:: GIVEN INFORMATION ::

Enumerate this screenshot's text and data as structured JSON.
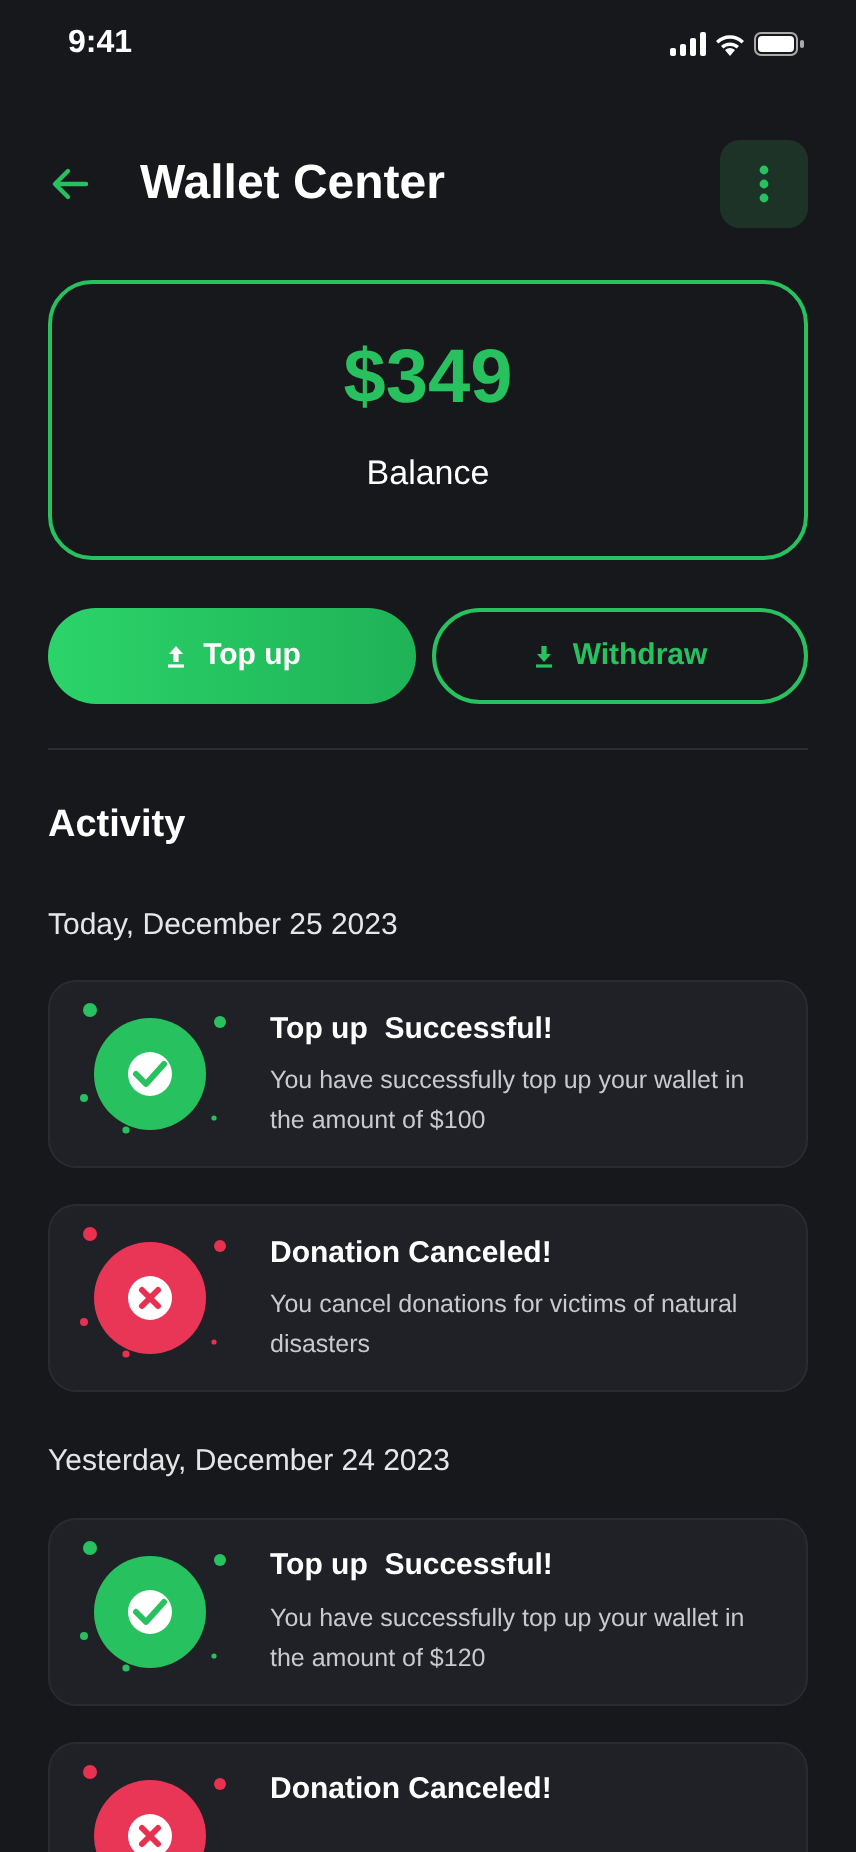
{
  "status_bar": {
    "time": "9:41"
  },
  "header": {
    "title": "Wallet Center"
  },
  "balance": {
    "amount": "$349",
    "label": "Balance"
  },
  "actions": [
    {
      "label": "Top up",
      "kind": "primary"
    },
    {
      "label": "Withdraw",
      "kind": "outline"
    }
  ],
  "activity": {
    "title": "Activity",
    "groups": [
      {
        "date": "Today, December 25 2023",
        "items": [
          {
            "kind": "success",
            "title": "Top up  Successful!",
            "text": "You have successfully top up your wallet in the amount of $100"
          },
          {
            "kind": "canceled",
            "title": "Donation Canceled!",
            "text": "You cancel donations for victims of natural disasters"
          }
        ]
      },
      {
        "date": "Yesterday, December 24 2023",
        "items": [
          {
            "kind": "success",
            "title": "Top up  Successful!",
            "text": "You have successfully top up your wallet in the amount of $120"
          },
          {
            "kind": "canceled",
            "title": "Donation Canceled!"
          }
        ]
      }
    ]
  }
}
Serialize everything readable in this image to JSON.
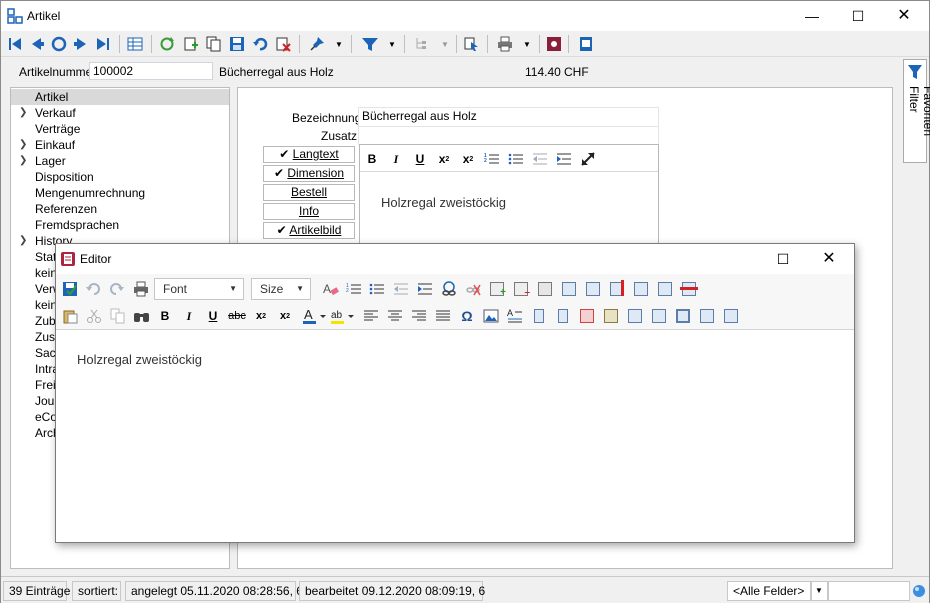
{
  "window": {
    "title": "Artikel"
  },
  "header": {
    "artikelnummer_label": "Artikelnummer",
    "artikelnummer_value": "100002",
    "name": "Bücherregal aus Holz",
    "price": "114.40",
    "currency": "CHF"
  },
  "tree": {
    "items": [
      {
        "label": "Artikel",
        "expandable": false,
        "selected": true
      },
      {
        "label": "Verkauf",
        "expandable": true
      },
      {
        "label": "Verträge",
        "expandable": false
      },
      {
        "label": "Einkauf",
        "expandable": true
      },
      {
        "label": "Lager",
        "expandable": true
      },
      {
        "label": "Disposition",
        "expandable": false
      },
      {
        "label": "Mengenumrechnung",
        "expandable": false
      },
      {
        "label": "Referenzen",
        "expandable": false
      },
      {
        "label": "Fremdsprachen",
        "expandable": false
      },
      {
        "label": "History",
        "expandable": true
      },
      {
        "label": "Stati",
        "expandable": false
      },
      {
        "label": "kein",
        "expandable": false
      },
      {
        "label": "Verw",
        "expandable": false
      },
      {
        "label": "kein",
        "expandable": false
      },
      {
        "label": "Zube",
        "expandable": false
      },
      {
        "label": "Zusa",
        "expandable": false
      },
      {
        "label": "Sach",
        "expandable": false
      },
      {
        "label": "Intra",
        "expandable": false
      },
      {
        "label": "Freie",
        "expandable": false
      },
      {
        "label": "Jour",
        "expandable": false
      },
      {
        "label": "eCor",
        "expandable": false
      },
      {
        "label": "Arch",
        "expandable": false
      }
    ]
  },
  "form": {
    "bezeichnung_label": "Bezeichnung",
    "bezeichnung_value": "Bücherregal aus Holz",
    "zusatz_label": "Zusatz",
    "zusatz_value": ""
  },
  "side_buttons": [
    {
      "label": "Langtext",
      "checked": true
    },
    {
      "label": "Dimension",
      "checked": true
    },
    {
      "label": "Bestell",
      "checked": false
    },
    {
      "label": "Info",
      "checked": false
    },
    {
      "label": "Artikelbild",
      "checked": true
    }
  ],
  "inline_editor": {
    "content": "Holzregal zweistöckig"
  },
  "favorites_tab": {
    "label": "Favoriten Filter"
  },
  "editor_dialog": {
    "title": "Editor",
    "font_combo": "Font",
    "size_combo": "Size",
    "content": "Holzregal zweistöckig"
  },
  "status": {
    "count": "39 Einträge",
    "sorted": "sortiert:",
    "created": "angelegt 05.11.2020 08:28:56,  6",
    "edited": "bearbeitet 09.12.2020 08:09:19,  6",
    "field_filter": "<Alle Felder>"
  },
  "colors": {
    "accent_blue": "#1d64b8",
    "toolbar_bg": "#f0f0f0"
  }
}
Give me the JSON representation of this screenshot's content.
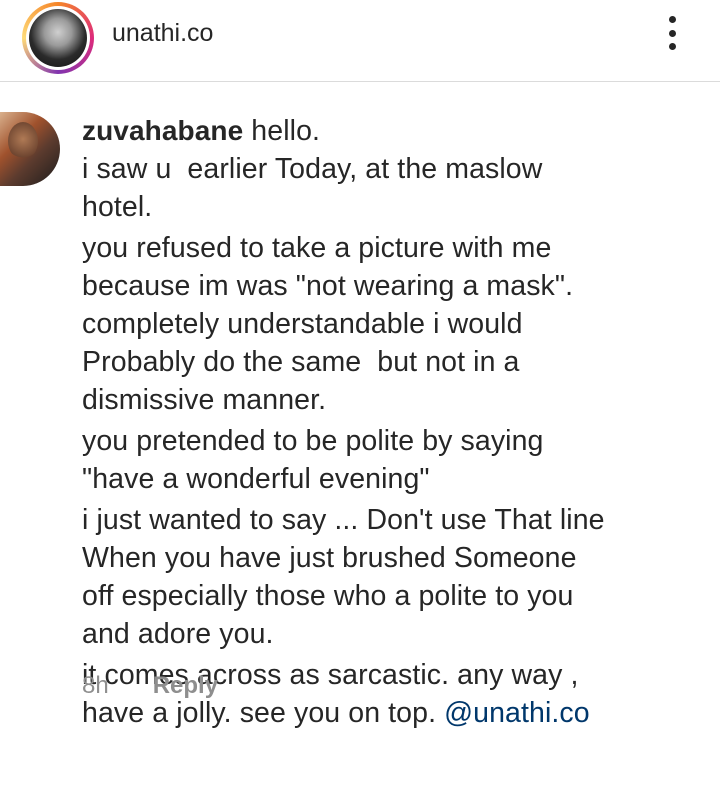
{
  "header": {
    "username": "unathi.co",
    "avatar_icon": "profile-photo",
    "more_icon": "more-vertical-icon"
  },
  "comment": {
    "author": "zuvahabane",
    "paragraphs": [
      " hello.\ni saw u  earlier Today, at the maslow\nhotel.",
      "you refused to take a picture with me\nbecause im was \"not wearing a mask\".\ncompletely understandable i would\nProbably do the same  but not in a\ndismissive manner.",
      "you pretended to be polite by saying\n\"have a wonderful evening\"",
      "i just wanted to say ... Don't use That line\nWhen you have just brushed Someone\noff especially those who a polite to you\nand adore you.",
      "it comes across as sarcastic. any way ,\nhave a jolly. see you on top. "
    ],
    "mention": "@unathi.co",
    "timestamp": "8h",
    "reply_label": "Reply"
  },
  "colors": {
    "text": "#262626",
    "secondary": "#8e8e8e",
    "mention": "#00376b",
    "divider": "#dbdbdb"
  }
}
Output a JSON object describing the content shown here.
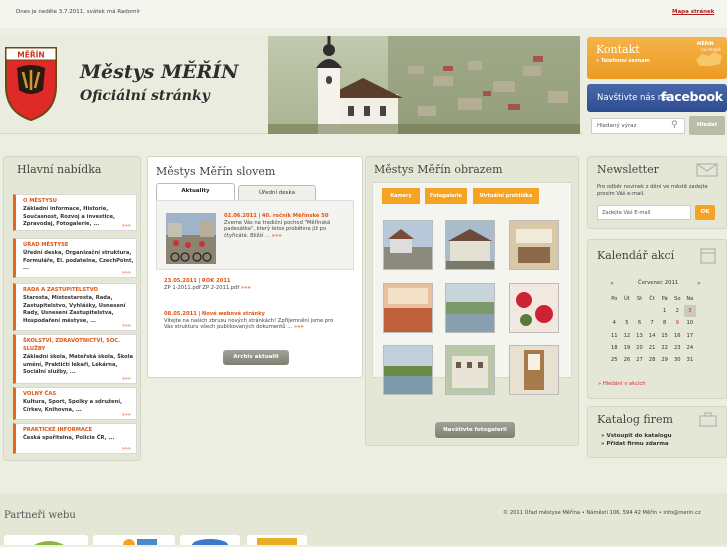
{
  "topbar": {
    "date": "Dnes je neděle 3.7.2011, svátek má Radomír",
    "sitemap": "Mapa stránek"
  },
  "header": {
    "title": "Městys MĚŘÍN",
    "subtitle": "Oficiální stránky",
    "crest_label": "MĚŘÍN"
  },
  "contact": {
    "title": "Kontakt",
    "link": "» Telefonní seznam",
    "map_label_1": "MĚŘÍN",
    "map_label_2": "na mapě"
  },
  "facebook": {
    "prefix": "Navštivte nás na",
    "brand": "facebook"
  },
  "search": {
    "placeholder": "Hledaný výraz",
    "button": "Hledat",
    "icon": "magnifier-icon"
  },
  "main_menu": {
    "title": "Hlavní nabídka",
    "items": [
      {
        "label": "O MĚSTYSU",
        "desc": "Základní informace, Historie, Současnost, Rozvoj a investice, Zpravodaj, Fotogalerie, ..."
      },
      {
        "label": "ÚŘAD MĚSTYSE",
        "desc": "Úřední deska, Organizační struktura, Formuláře, El. podatelna, CzechPoint, ..."
      },
      {
        "label": "RADA A ZASTUPITELSTVO",
        "desc": "Starosta, Místostarosta, Rada, Zastupitelstvo, Vyhlášky, Usnesení Rady, Usnesení Zastupitelstva, Hospodaření městyse, ..."
      },
      {
        "label": "ŠKOLSTVÍ, ZDRAVOTNICTVÍ, SOC. SLUŽBY",
        "desc": "Základní škola, Mateřská škola, Škola umění, Praktičtí lékaři, Lékárna, Sociální služby, ..."
      },
      {
        "label": "VOLNÝ ČAS",
        "desc": "Kultura, Sport, Spolky a sdružení, Církev, Knihovna, ..."
      },
      {
        "label": "PRAKTICKÉ INFORMACE",
        "desc": "Česká spořitelna, Policie ČR, ..."
      }
    ],
    "more": "»»»"
  },
  "news": {
    "title": "Městys Měřín slovem",
    "tab_active": "Aktuality",
    "tab_other": "Úřední deska",
    "items": [
      {
        "date": "02.06.2011",
        "sep": " | ",
        "title": "40. ročník Měřínské 50",
        "text": "Zveme Vás na tradiční pochod \"Měřínská padesátka\", který letos proběhne již po čtyřicáté. Bližší ...",
        "more": "»»»"
      },
      {
        "date": "23.05.2011",
        "sep": " | ",
        "title": "ROK 2011",
        "text": "ZP 1-2011.pdf ZP 2-2011.pdf",
        "more": "»»»"
      },
      {
        "date": "08.05.2011",
        "sep": " | ",
        "title": "Nové webové stránky",
        "text": "Vítejte na našich zbrusu nových stránkách! Zpříjemnění jsme pro Vás strukturu všech publikovaných dokumentů ...",
        "more": "»»»"
      }
    ],
    "archive_button": "Archiv aktualit"
  },
  "gallery": {
    "title": "Městys Měřín obrazem",
    "tabs": [
      "Kamery",
      "Fotogalerie",
      "Virtuální prohlídka"
    ],
    "button": "Navštivte fotogalerii"
  },
  "newsletter": {
    "title": "Newsletter",
    "text": "Pro odběr novinek z dění ve městě zadejte prosím Váš e-mail.",
    "placeholder": "Zadejte Váš E-mail",
    "button": "OK",
    "icon": "envelope-icon"
  },
  "calendar": {
    "title": "Kalendář akcí",
    "month": "Červenec 2011",
    "prev": "«",
    "next": "»",
    "days": [
      "Po",
      "Út",
      "St",
      "Čt",
      "Pá",
      "So",
      "Ne"
    ],
    "weeks": [
      [
        "",
        "",
        "",
        "",
        "1",
        "2",
        "3"
      ],
      [
        "4",
        "5",
        "6",
        "7",
        "8",
        "9",
        "10"
      ],
      [
        "11",
        "12",
        "13",
        "14",
        "15",
        "16",
        "17"
      ],
      [
        "18",
        "19",
        "20",
        "21",
        "22",
        "23",
        "24"
      ],
      [
        "25",
        "26",
        "27",
        "28",
        "29",
        "30",
        "31"
      ]
    ],
    "search_link": "» Hledání v akcích",
    "today": "3"
  },
  "companies": {
    "title": "Katalog firem",
    "links": [
      "» Vstoupit do katalogu",
      "» Přidat firmu zdarma"
    ]
  },
  "footer": {
    "partners": "Partneři webu",
    "copyright": "© 2011 Úřad městyse Měřína • Náměstí 106, 594 42 Měřín • info@merin.cz"
  },
  "colors": {
    "accent": "#e05410",
    "orange": "#f5a322",
    "facebook": "#3b5998",
    "panel": "#e4e7d6"
  }
}
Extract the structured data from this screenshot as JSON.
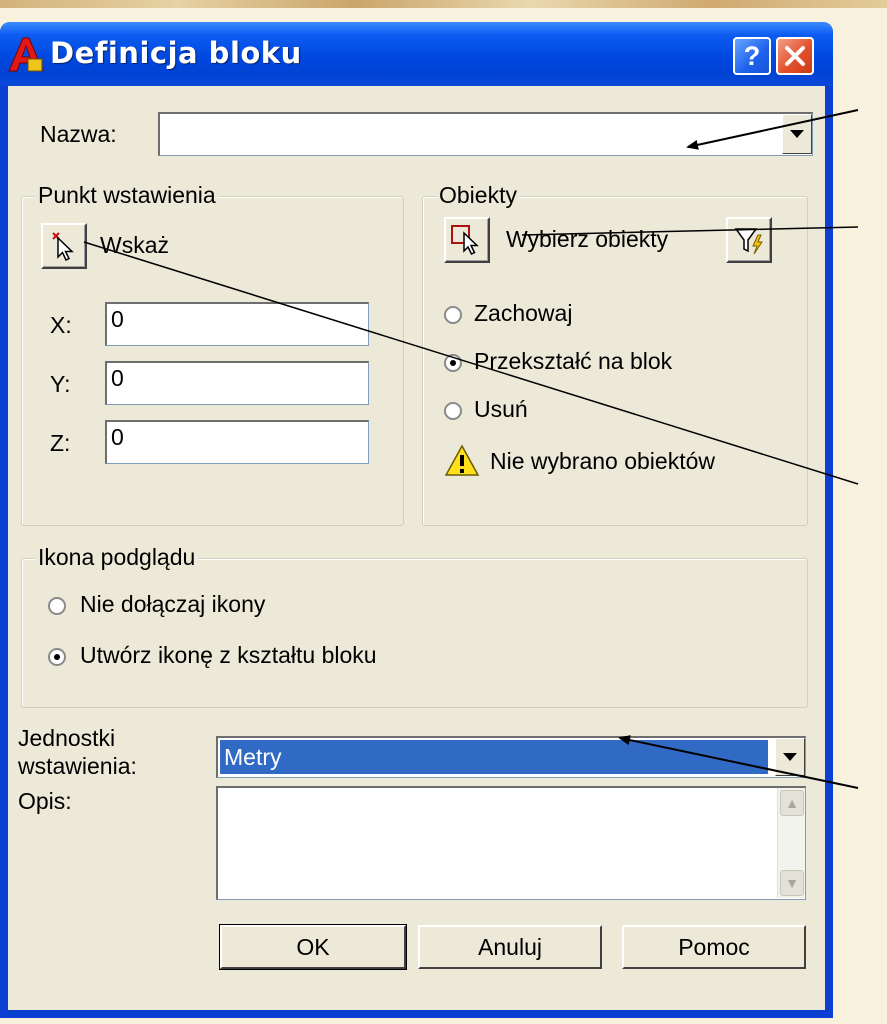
{
  "window": {
    "title": "Definicja bloku",
    "help_glyph": "?",
    "close_glyph": "✕"
  },
  "name_field": {
    "label": "Nazwa:",
    "value": ""
  },
  "insertion_point": {
    "group_title": "Punkt wstawienia",
    "pick_label": "Wskaż",
    "x_label": "X:",
    "x_value": "0",
    "y_label": "Y:",
    "y_value": "0",
    "z_label": "Z:",
    "z_value": "0"
  },
  "objects": {
    "group_title": "Obiekty",
    "select_label": "Wybierz obiekty",
    "options": [
      {
        "label": "Zachowaj",
        "selected": false
      },
      {
        "label": "Przekształć na blok",
        "selected": true
      },
      {
        "label": "Usuń",
        "selected": false
      }
    ],
    "warning_text": "Nie wybrano obiektów"
  },
  "preview_icon": {
    "group_title": "Ikona podglądu",
    "options": [
      {
        "label": "Nie dołączaj ikony",
        "selected": false
      },
      {
        "label": "Utwórz ikonę z kształtu bloku",
        "selected": true
      }
    ]
  },
  "units": {
    "label_line1": "Jednostki",
    "label_line2": "wstawienia:",
    "value": "Metry"
  },
  "description": {
    "label": "Opis:",
    "value": ""
  },
  "buttons": {
    "ok": "OK",
    "cancel": "Anuluj",
    "help": "Pomoc"
  },
  "colors": {
    "title_bar": "#0048e0",
    "dialog_face": "#ece9d8",
    "selection": "#316ac5",
    "close_button": "#e3512c",
    "background": "#f7f1de"
  },
  "icons": [
    "autocad-app-icon",
    "help-icon",
    "close-icon",
    "pick-point-icon",
    "select-objects-icon",
    "quick-select-filter-icon",
    "warning-icon",
    "dropdown-arrow-icon",
    "scroll-up-icon",
    "scroll-down-icon"
  ]
}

:::

**AIM OF THE EXERCISE**
Determine how many lines contain the word "unathi" and reply with that number alone.

**TASK RESPONSE**
2